_Tekstfragment:_

Fortis N.V. en Fortis SA/NV houden ieder 50% van de aandelen in Fortis Brussels SA/NV en 50% van de aandelen in Fortis Utrecht N.V.
Fortis Brussels SA/NV houdt nagenoeg alle aandelen in Fortis Bank België, die in de Fortis-groep optreedt als de houdstervennootschap voor de vennootschappen die zich binnen de groep bezig houden met het bankbedrijf.
Fortis Utrecht N.V. houdt alle aandelen in Fortis Insurance, die in de Fortis-groep optreedt als de houdstervennootschap voor de vennootschappen die zich binnen de groep bezig houden met het verzekeringsbedrijf.
2.1.4.
Artikel 14 onder a van de statuten van Fortis SA/NV luidt:
De Raad van Bestuur voert overleg en beslist volgens de regels van het Fortis Governance Statement dat van tijd tot tijd wordt aangepast in overeenstemming met de hierin vastgelegde bepalingen.
Artikel II.3.2 van de Fortis Governance Statement van 25 januari 2008 luidt:
De onderwerpen die ter besluitvorming worden voorgelegd aan de Algemene Vergadering van Aandeelhouders omvatten onder andere (…)
beslissingen die zo verstrekkend zijn dat ze de identiteit van de Vennootschap veranderen, met inbegrip van, maar niet beperkt tot:
- -
overdracht aan een derde partij van een belangrijk deel van Fortis, of één van haar dochtermaatschappijen, zodanig dat Fortis zou stoppen met haar activiteiten in hetzij het verzekeringsbedrijf dan wel het bankbedrijf;
- -
overname of desinvestering door Fortis, of een dochtermaatschappij, van een belang in het kapitaal van een onderneming, resulterend in een stijging of vermindering van meer dan een derde van het kernvermogen van Fortis zoals bekendgemaakt in de meest recente Jaarrekeningen van Fortis.
Eind september 2008
2.2.1.
Bij brief van 30 september 2008 heeft de Nederlandse minister van Financiën, voor zover hier van belang, aan de Tweede Kamer der Staten-Generaal geschreven:
Aanleiding
Het afgelopen jaar, en de afgelopen weken in het bijzonder, heeft het aandeel van Fortis sterk onder druk gestaan op de beurs, mede als gevolg van de bredere problemen op dit moment binnen de financiële sector. Dat is een ontwikkeling geweest die ik nauwlettend in de gaten heb gehouden en waar ik intensief contact over heb gehouden, onder meer met de minister-president en met de president van De Nederlandsche Bank. Wij hebben in deze contacten analyses gemaakt van de situatie en gepraat over scenario’s waarbij we rekening hielden met alle mogelijke uitkomsten.
Eind vorige week is op de beurs duidelijk geworden dat het vertrouwen in Fortis steeds verder onder druk kwam te staan. Dit probleem moest worden opgelost. Een faillissement van Fortis zou onevenredige schade hebben toegebracht aan het Nederlandse financiële stelsel en daarmee ook de Nederlandse economie als geheel. Fortis is immers een systeemrelevante bank. Dit betekent dat zij een sleutelrol speelt in het Nederlandse financiële stelsel – ernstige problemen bij haar kunnen overslaan naar de rest van het financiële stelsel en de overige banken ook in gevaar brengen.

_Opdracht 1:_ Hoeveel procent van de aandelen in Fortis Utrecht N.V. houdt Fortis SA/NV volgens het tekstfragment over Fortis?
_Opdracht 2:_ Geef voor elke bewering aan of die klopt met het tekstfragment over Fortis: (a) Fortis Utrecht N.V. houdt alle aandelen in Fortis Insurance. (b) Fortis Brussels SA/NV houdt alle aandelen in Fortis Bank België. (c) De minister van Financiën schreef zijn brief van 30 september 2008 aan de Eerste Kamer.
_Opdracht 3:_ Schrijf het tekstfragment over Fortis verder, aansluitend op de laatste zin.

_Materiaal:_
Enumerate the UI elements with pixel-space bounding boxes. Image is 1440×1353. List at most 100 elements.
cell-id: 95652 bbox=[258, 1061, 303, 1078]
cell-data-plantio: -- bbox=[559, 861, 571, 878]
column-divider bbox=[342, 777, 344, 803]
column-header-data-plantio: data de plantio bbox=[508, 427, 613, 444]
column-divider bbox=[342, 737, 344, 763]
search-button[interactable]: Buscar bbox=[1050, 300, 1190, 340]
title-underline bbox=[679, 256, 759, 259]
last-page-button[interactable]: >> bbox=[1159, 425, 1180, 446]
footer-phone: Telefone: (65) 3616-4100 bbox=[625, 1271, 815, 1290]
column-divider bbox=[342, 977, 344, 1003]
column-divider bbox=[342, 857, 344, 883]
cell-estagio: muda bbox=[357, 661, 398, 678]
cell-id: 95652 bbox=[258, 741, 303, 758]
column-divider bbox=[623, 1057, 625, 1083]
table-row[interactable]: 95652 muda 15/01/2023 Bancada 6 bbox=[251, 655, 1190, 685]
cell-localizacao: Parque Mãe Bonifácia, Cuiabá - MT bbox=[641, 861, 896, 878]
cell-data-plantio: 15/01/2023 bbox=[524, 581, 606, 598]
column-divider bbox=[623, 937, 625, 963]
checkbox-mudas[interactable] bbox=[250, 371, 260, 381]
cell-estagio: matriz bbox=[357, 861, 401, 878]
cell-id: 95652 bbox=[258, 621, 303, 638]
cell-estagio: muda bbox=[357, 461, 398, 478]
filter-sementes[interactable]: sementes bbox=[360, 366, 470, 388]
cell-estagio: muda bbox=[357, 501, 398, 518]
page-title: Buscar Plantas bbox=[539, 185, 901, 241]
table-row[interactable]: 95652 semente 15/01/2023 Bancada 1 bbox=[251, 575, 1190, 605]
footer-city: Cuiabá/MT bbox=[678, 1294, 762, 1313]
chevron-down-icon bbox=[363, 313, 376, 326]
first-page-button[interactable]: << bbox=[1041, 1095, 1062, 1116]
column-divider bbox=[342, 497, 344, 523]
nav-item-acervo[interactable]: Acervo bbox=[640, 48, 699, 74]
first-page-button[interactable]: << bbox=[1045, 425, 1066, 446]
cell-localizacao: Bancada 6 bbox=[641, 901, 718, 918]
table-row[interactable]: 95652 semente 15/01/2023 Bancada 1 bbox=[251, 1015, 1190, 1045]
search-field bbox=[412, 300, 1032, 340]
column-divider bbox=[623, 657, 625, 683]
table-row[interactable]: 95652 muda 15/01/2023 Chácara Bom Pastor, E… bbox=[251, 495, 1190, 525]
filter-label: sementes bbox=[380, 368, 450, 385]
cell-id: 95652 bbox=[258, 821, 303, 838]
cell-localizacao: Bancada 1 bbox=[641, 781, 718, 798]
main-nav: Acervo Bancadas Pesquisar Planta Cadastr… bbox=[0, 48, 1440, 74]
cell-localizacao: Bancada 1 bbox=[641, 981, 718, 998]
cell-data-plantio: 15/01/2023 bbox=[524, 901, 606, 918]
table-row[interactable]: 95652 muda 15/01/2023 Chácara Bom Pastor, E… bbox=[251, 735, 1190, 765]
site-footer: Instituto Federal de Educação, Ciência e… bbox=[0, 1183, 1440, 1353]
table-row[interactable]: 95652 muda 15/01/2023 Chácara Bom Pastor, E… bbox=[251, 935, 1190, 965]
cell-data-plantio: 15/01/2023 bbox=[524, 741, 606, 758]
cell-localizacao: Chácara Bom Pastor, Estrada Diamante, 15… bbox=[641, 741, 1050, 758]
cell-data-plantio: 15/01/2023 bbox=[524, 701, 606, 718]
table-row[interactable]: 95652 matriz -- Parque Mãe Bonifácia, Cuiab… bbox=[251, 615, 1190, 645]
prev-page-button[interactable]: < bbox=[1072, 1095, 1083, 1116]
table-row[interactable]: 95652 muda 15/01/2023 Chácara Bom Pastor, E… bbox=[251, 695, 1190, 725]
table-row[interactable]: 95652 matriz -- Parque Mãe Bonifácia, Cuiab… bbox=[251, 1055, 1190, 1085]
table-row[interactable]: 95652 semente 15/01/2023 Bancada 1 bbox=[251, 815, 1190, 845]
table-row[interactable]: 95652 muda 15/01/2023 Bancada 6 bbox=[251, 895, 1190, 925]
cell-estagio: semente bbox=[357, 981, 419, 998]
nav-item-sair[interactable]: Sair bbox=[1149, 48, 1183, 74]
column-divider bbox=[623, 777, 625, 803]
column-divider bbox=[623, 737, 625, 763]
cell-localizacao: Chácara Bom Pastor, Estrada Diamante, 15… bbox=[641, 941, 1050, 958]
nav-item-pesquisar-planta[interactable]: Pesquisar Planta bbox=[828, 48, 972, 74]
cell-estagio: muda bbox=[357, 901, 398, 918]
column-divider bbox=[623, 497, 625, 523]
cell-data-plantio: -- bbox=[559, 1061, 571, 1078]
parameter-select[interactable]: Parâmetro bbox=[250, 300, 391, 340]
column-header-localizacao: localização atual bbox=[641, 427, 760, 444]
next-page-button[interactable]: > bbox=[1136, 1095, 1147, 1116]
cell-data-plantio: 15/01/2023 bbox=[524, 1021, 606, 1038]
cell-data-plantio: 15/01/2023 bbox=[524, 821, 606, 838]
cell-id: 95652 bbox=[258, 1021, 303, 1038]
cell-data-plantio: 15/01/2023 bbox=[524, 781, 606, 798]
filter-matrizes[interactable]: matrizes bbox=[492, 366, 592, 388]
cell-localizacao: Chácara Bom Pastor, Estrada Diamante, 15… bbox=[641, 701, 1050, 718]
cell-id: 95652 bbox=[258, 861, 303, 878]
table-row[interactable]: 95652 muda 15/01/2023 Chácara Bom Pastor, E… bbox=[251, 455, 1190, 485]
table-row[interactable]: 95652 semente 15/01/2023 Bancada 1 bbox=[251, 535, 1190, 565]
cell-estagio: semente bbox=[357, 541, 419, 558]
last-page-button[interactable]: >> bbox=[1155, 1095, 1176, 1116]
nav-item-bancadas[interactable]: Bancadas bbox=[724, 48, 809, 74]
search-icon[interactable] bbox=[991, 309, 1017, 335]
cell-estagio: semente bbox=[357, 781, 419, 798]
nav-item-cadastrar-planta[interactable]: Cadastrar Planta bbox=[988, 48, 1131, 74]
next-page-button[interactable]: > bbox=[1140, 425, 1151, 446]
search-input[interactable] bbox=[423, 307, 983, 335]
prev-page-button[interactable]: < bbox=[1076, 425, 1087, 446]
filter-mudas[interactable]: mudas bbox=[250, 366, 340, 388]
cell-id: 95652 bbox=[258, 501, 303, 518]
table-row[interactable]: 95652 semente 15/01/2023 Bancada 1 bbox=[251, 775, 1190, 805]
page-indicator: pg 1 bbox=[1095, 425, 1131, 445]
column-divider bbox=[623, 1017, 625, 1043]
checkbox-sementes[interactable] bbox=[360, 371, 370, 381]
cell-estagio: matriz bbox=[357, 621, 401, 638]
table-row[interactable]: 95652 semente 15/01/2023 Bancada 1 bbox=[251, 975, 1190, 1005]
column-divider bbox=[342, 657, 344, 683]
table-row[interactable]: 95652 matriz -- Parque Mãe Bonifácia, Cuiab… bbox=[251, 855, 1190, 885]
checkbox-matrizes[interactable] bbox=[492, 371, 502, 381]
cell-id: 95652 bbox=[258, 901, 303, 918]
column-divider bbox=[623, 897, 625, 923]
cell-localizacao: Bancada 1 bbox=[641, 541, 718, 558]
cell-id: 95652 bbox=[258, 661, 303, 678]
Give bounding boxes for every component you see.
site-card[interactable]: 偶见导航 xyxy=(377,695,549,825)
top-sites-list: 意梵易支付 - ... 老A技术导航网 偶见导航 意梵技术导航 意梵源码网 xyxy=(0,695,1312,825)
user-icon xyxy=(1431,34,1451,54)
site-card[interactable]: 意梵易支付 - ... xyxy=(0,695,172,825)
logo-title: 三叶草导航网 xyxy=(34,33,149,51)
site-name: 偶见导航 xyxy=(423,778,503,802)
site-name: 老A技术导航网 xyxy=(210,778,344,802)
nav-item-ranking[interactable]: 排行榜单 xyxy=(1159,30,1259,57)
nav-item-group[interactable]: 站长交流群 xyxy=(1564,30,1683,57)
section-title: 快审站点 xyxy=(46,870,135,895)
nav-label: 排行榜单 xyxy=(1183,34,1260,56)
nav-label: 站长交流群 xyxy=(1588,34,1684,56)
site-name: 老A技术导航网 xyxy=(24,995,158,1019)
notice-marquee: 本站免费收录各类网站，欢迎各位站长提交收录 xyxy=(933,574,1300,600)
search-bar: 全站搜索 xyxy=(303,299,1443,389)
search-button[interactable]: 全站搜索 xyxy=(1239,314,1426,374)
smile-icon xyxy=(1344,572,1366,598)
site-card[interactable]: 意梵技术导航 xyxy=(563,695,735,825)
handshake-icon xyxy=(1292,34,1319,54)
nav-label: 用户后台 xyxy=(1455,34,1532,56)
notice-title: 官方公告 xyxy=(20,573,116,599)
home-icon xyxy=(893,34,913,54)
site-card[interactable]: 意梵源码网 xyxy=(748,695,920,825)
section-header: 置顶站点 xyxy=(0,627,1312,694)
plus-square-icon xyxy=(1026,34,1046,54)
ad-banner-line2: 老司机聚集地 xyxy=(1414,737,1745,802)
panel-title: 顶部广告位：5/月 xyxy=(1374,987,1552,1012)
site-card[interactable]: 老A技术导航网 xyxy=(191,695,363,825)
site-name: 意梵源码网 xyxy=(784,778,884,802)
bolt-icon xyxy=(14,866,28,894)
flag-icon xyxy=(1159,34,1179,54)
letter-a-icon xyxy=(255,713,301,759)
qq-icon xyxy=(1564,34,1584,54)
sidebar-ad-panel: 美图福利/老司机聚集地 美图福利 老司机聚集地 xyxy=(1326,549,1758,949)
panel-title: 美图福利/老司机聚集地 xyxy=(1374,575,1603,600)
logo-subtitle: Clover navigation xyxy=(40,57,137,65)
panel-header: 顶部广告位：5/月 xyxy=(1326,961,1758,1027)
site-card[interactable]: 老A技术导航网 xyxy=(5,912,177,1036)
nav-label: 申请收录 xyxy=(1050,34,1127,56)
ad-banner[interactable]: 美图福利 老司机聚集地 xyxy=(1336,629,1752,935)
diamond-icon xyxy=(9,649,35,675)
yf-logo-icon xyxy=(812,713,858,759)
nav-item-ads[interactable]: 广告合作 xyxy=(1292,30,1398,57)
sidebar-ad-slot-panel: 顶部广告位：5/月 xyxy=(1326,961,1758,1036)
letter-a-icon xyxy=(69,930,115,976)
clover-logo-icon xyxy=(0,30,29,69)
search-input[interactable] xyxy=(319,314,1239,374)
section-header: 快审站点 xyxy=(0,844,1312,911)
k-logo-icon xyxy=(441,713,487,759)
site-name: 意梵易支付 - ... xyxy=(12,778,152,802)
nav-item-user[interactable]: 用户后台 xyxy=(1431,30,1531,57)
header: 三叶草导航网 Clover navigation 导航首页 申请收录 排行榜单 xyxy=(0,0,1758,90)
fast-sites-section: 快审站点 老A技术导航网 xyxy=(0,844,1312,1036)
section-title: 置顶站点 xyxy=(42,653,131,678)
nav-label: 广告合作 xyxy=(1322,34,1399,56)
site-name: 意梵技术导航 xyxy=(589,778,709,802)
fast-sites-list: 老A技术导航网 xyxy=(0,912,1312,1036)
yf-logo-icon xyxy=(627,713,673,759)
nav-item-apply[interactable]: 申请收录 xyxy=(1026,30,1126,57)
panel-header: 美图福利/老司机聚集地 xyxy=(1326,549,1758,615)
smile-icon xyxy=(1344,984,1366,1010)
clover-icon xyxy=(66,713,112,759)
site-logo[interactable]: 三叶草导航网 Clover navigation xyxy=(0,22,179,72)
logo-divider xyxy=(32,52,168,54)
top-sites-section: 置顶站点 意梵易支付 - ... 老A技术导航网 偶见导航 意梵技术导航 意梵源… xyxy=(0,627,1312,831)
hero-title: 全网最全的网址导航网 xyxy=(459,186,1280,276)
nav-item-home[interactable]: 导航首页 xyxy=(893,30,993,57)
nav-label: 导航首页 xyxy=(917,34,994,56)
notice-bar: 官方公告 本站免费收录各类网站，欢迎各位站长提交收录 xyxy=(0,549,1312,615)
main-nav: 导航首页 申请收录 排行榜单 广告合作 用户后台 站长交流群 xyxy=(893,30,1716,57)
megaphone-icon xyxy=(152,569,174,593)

_Antwoord 1:_ 50%

_Antwoord 2:_
(a) Ja: "Fortis Utrecht N.V. houdt alle aandelen in Fortis Insurance"
(b) Nee: "Fortis Brussels SA/NV houdt nagenoeg alle aandelen in Fortis Bank België"
(c) Nee: "aan de Tweede Kamer der Staten-Generaal geschreven"

_Antwoord 3:_
Op dit moment is Fortis, door middel van haar belang in RFS Holdings, mede-eigenaar van ABN AMRO. In het licht van het belang van Fortis in ABN AMRO en de algehele onzekerheden op de markt zouden ernstige problemen bij Fortis – bijvoorbeeld op het vlak van liquiditeit – in de huidige omstandigheden ook kunnen zijn overgeslagen op ABN AMRO, die dan eveneens in rechtstreeks gevaar zou worden gebracht. Ook ABN AMRO is een systeemrelevante bank.
Voorkomen moest worden dat de belangen van spaarders en klanten van Fortis of ABN AMRO in gevaar zouden komen. Veel Nederlanders, consumenten en bedrijven, bankieren bij Fortis en ABN AMRO. Met het oog op die belangen en bovengenoemd systeemrisico konden en wilden wij ons niet afzijdig houden.
Er is gesproken over verschillende manieren waarop er weer rust in deze situatie zou kunnen worden gebracht. Gedurende het weekeinde bleek daarbij ook dat er op heel korte termijn geen solide private oplossing voorhanden was in de vorm van een overname door een strategische partner. Daarbij speelde ook een grote rol dat een faillissement van Fortis mondiale gevolgen zou kunnen hebben op de toch al zeer zorgelijke situatie op de financiële markten. De president van de Europese Centrale Bank heeft dit onder meer onder de aandacht gebracht.
In overleg met alle betrokkenen, waaronder de minister-president, ben ik tot de conclusie gekomen dat overheidsingrijpen op dit moment de enige manier was om dat zo belangrijke vertrouwen te herstellen. Er is immers door de kredietcrisis een buitengewone situatie ontstaan. En in een dergelijke buitengewone situatie moeten alle middelen worden overwogen, die een bijdrage kunnen leveren aan het ondersteunen en herstellen van het vertrouwen in Fortis.
Investering in Fortis
In overleg met de minister-president, mijn Belgische en Luxemburgse ambtsgenoten, De Nederlandsche Bank, de Belgische en Luxemburgse toezichthouders en met het bestuur van Fortis is gekozen voor de volgende oplossing.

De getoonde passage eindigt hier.